Request -> In the entries that follow, count each line containing "Built" and state the total, nothing more.
┄┄┄┄┄┄
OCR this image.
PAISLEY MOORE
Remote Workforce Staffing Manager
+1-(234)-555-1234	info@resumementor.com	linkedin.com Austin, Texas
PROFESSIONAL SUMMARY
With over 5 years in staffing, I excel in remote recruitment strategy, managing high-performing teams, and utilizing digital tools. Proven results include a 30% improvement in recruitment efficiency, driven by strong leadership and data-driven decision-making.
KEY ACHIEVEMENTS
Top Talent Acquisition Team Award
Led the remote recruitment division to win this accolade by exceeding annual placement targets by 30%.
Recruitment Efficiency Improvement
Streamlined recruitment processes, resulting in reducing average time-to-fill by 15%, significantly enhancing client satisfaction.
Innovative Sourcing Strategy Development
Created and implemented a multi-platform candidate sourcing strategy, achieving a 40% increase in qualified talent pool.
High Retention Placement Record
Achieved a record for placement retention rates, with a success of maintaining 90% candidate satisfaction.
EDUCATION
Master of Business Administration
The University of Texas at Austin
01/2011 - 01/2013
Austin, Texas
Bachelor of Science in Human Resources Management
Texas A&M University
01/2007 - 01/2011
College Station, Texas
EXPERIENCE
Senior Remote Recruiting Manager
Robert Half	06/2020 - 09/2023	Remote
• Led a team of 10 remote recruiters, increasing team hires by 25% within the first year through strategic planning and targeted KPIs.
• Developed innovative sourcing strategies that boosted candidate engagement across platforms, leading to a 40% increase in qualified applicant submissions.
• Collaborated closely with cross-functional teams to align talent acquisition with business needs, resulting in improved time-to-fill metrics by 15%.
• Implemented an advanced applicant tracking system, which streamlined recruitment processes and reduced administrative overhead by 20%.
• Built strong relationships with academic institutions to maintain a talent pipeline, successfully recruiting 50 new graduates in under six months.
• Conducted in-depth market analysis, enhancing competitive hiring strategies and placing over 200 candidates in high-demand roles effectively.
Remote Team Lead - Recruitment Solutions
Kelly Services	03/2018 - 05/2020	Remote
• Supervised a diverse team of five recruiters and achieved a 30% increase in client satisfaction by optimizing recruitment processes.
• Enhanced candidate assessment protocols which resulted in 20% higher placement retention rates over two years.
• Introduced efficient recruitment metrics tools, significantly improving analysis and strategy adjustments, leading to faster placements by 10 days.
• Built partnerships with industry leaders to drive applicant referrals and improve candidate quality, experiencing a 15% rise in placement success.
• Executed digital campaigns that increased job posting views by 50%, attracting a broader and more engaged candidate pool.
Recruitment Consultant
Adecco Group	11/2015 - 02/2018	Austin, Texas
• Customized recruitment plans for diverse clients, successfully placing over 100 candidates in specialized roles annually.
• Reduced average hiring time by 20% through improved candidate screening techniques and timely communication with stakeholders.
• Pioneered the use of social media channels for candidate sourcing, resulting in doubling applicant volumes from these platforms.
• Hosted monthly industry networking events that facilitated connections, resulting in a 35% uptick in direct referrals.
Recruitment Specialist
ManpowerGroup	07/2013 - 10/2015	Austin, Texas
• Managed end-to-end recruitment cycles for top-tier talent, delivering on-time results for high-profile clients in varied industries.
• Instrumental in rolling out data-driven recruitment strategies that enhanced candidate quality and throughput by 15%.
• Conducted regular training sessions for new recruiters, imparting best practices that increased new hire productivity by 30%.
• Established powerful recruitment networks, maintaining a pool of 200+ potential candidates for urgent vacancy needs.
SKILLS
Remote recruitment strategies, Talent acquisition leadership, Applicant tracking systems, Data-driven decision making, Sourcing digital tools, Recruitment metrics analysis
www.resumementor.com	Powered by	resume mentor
┄┄┄┄┄┄
Reply -> 2